======== DATA LINES

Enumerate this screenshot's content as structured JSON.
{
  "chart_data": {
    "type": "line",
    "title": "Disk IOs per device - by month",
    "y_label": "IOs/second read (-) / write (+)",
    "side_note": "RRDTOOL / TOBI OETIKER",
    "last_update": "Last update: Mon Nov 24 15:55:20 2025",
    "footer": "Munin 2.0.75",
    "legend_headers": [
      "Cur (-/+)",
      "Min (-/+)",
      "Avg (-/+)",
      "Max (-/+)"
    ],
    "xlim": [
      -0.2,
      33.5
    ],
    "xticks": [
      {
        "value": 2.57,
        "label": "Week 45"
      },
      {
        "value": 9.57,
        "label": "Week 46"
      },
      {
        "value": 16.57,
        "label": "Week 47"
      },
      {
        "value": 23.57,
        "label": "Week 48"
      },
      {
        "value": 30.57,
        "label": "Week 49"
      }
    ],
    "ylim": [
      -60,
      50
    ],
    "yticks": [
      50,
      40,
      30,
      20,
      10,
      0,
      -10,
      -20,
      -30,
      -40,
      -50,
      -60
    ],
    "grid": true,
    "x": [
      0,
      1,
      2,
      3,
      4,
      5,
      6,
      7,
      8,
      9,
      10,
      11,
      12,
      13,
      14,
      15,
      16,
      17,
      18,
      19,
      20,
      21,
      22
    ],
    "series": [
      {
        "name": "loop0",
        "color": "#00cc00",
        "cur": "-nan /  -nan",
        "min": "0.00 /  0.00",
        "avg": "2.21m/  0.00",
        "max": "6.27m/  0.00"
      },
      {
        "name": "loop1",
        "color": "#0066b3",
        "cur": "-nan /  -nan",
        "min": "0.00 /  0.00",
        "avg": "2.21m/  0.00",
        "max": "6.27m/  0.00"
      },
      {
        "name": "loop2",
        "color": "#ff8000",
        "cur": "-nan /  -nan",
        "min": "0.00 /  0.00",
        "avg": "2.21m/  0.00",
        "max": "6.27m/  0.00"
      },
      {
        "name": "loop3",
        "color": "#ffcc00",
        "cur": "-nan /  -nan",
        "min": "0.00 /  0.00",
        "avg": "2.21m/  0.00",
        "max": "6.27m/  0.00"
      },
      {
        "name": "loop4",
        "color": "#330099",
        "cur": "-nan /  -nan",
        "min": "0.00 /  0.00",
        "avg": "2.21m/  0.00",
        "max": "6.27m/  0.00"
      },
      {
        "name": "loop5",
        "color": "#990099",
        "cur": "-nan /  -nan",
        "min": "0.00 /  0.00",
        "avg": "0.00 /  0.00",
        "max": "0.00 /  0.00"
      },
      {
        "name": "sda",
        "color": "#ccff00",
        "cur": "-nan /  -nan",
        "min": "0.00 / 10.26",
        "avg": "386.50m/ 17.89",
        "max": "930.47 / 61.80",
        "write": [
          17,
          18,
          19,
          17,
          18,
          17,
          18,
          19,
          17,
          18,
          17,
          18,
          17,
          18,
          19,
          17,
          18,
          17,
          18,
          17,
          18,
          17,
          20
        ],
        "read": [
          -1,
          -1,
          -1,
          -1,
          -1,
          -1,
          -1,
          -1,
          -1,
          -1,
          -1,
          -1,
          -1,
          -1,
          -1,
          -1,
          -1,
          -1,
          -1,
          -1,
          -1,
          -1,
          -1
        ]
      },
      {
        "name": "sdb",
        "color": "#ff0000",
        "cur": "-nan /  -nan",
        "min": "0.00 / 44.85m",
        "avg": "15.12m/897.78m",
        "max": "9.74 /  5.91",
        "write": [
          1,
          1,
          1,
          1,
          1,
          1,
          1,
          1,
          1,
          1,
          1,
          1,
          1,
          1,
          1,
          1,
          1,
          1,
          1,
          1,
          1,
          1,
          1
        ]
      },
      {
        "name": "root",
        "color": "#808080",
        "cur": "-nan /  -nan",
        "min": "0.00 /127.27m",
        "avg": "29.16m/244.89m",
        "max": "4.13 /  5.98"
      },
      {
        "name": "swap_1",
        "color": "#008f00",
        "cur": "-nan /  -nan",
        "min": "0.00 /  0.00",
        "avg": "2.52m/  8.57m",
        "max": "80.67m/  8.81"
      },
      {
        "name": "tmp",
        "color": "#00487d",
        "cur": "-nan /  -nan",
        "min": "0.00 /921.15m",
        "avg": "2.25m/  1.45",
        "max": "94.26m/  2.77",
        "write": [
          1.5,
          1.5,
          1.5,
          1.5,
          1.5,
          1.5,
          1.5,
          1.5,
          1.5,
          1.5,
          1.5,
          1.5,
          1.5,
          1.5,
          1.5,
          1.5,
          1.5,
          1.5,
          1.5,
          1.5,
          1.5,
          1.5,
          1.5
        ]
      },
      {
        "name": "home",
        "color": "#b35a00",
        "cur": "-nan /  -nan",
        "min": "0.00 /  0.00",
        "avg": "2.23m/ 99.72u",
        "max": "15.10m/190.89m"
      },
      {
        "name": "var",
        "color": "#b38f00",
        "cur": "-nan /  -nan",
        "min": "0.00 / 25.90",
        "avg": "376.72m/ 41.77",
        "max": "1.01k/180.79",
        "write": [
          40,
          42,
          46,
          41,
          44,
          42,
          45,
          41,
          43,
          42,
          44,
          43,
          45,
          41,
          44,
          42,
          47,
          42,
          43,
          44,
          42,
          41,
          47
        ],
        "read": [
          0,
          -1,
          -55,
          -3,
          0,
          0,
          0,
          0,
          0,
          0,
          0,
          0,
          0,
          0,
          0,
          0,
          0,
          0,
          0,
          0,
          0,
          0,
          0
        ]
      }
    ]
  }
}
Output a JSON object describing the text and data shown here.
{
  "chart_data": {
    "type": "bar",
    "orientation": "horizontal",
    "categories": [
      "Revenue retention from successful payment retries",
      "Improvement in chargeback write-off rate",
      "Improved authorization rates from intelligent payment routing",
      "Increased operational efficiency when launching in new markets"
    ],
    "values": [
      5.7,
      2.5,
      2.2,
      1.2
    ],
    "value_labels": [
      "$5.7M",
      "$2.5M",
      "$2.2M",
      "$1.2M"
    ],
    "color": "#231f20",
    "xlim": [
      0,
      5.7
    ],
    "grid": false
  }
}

================

PROBLEM TO WORK ON: Repeat the records above exactly, from the first line to the last.

RESPONSE:
Enumerate this screenshot's content as structured JSON.
{
  "chart_data": {
    "type": "line",
    "title": "Disk IOs per device - by month",
    "y_label": "IOs/second read (-) / write (+)",
    "side_note": "RRDTOOL / TOBI OETIKER",
    "last_update": "Last update: Mon Nov 24 15:55:20 2025",
    "footer": "Munin 2.0.75",
    "legend_headers": [
      "Cur (-/+)",
      "Min (-/+)",
      "Avg (-/+)",
      "Max (-/+)"
    ],
    "xlim": [
      -0.2,
      33.5
    ],
    "xticks": [
      {
        "value": 2.57,
        "label": "Week 45"
      },
      {
        "value": 9.57,
        "label": "Week 46"
      },
      {
        "value": 16.57,
        "label": "Week 47"
      },
      {
        "value": 23.57,
        "label": "Week 48"
      },
      {
        "value": 30.57,
        "label": "Week 49"
      }
    ],
    "ylim": [
      -60,
      50
    ],
    "yticks": [
      50,
      40,
      30,
      20,
      10,
      0,
      -10,
      -20,
      -30,
      -40,
      -50,
      -60
    ],
    "grid": true,
    "x": [
      0,
      1,
      2,
      3,
      4,
      5,
      6,
      7,
      8,
      9,
      10,
      11,
      12,
      13,
      14,
      15,
      16,
      17,
      18,
      19,
      20,
      21,
      22
    ],
    "series": [
      {
        "name": "loop0",
        "color": "#00cc00",
        "cur": "-nan /  -nan",
        "min": "0.00 /  0.00",
        "avg": "2.21m/  0.00",
        "max": "6.27m/  0.00"
      },
      {
        "name": "loop1",
        "color": "#0066b3",
        "cur": "-nan /  -nan",
        "min": "0.00 /  0.00",
        "avg": "2.21m/  0.00",
        "max": "6.27m/  0.00"
      },
      {
        "name": "loop2",
        "color": "#ff8000",
        "cur": "-nan /  -nan",
        "min": "0.00 /  0.00",
        "avg": "2.21m/  0.00",
        "max": "6.27m/  0.00"
      },
      {
        "name": "loop3",
        "color": "#ffcc00",
        "cur": "-nan /  -nan",
        "min": "0.00 /  0.00",
        "avg": "2.21m/  0.00",
        "max": "6.27m/  0.00"
      },
      {
        "name": "loop4",
        "color": "#330099",
        "cur": "-nan /  -nan",
        "min": "0.00 /  0.00",
        "avg": "2.21m/  0.00",
        "max": "6.27m/  0.00"
      },
      {
        "name": "loop5",
        "color": "#990099",
        "cur": "-nan /  -nan",
        "min": "0.00 /  0.00",
        "avg": "0.00 /  0.00",
        "max": "0.00 /  0.00"
      },
      {
        "name": "sda",
        "color": "#ccff00",
        "cur": "-nan /  -nan",
        "min": "0.00 / 10.26",
        "avg": "386.50m/ 17.89",
        "max": "930.47 / 61.80",
        "write": [
          17,
          18,
          19,
          17,
          18,
          17,
          18,
          19,
          17,
          18,
          17,
          18,
          17,
          18,
          19,
          17,
          18,
          17,
          18,
          17,
          18,
          17,
          20
        ],
        "read": [
          -1,
          -1,
          -1,
          -1,
          -1,
          -1,
          -1,
          -1,
          -1,
          -1,
          -1,
          -1,
          -1,
          -1,
          -1,
          -1,
          -1,
          -1,
          -1,
          -1,
          -1,
          -1,
          -1
        ]
      },
      {
        "name": "sdb",
        "color": "#ff0000",
        "cur": "-nan /  -nan",
        "min": "0.00 / 44.85m",
        "avg": "15.12m/897.78m",
        "max": "9.74 /  5.91",
        "write": [
          1,
          1,
          1,
          1,
          1,
          1,
          1,
          1,
          1,
          1,
          1,
          1,
          1,
          1,
          1,
          1,
          1,
          1,
          1,
          1,
          1,
          1,
          1
        ]
      },
      {
        "name": "root",
        "color": "#808080",
        "cur": "-nan /  -nan",
        "min": "0.00 /127.27m",
        "avg": "29.16m/244.89m",
        "max": "4.13 /  5.98"
      },
      {
        "name": "swap_1",
        "color": "#008f00",
        "cur": "-nan /  -nan",
        "min": "0.00 /  0.00",
        "avg": "2.52m/  8.57m",
        "max": "80.67m/  8.81"
      },
      {
        "name": "tmp",
        "color": "#00487d",
        "cur": "-nan /  -nan",
        "min": "0.00 /921.15m",
        "avg": "2.25m/  1.45",
        "max": "94.26m/  2.77",
        "write": [
          1.5,
          1.5,
          1.5,
          1.5,
          1.5,
          1.5,
          1.5,
          1.5,
          1.5,
          1.5,
          1.5,
          1.5,
          1.5,
          1.5,
          1.5,
          1.5,
          1.5,
          1.5,
          1.5,
          1.5,
          1.5,
          1.5,
          1.5
        ]
      },
      {
        "name": "home",
        "color": "#b35a00",
        "cur": "-nan /  -nan",
        "min": "0.00 /  0.00",
        "avg": "2.23m/ 99.72u",
        "max": "15.10m/190.89m"
      },
      {
        "name": "var",
        "color": "#b38f00",
        "cur": "-nan /  -nan",
        "min": "0.00 / 25.90",
        "avg": "376.72m/ 41.77",
        "max": "1.01k/180.79",
        "write": [
          40,
          42,
          46,
          41,
          44,
          42,
          45,
          41,
          43,
          42,
          44,
          43,
          45,
          41,
          44,
          42,
          47,
          42,
          43,
          44,
          42,
          41,
          47
        ],
        "read": [
          0,
          -1,
          -55,
          -3,
          0,
          0,
          0,
          0,
          0,
          0,
          0,
          0,
          0,
          0,
          0,
          0,
          0,
          0,
          0,
          0,
          0,
          0,
          0
        ]
      }
    ]
  }
}
Output a JSON object describing the text and data shown here.
{
  "chart_data": {
    "type": "bar",
    "orientation": "horizontal",
    "categories": [
      "Revenue retention from successful payment retries",
      "Improvement in chargeback write-off rate",
      "Improved authorization rates from intelligent payment routing",
      "Increased operational efficiency when launching in new markets"
    ],
    "values": [
      5.7,
      2.5,
      2.2,
      1.2
    ],
    "value_labels": [
      "$5.7M",
      "$2.5M",
      "$2.2M",
      "$1.2M"
    ],
    "color": "#231f20",
    "xlim": [
      0,
      5.7
    ],
    "grid": false
  }
}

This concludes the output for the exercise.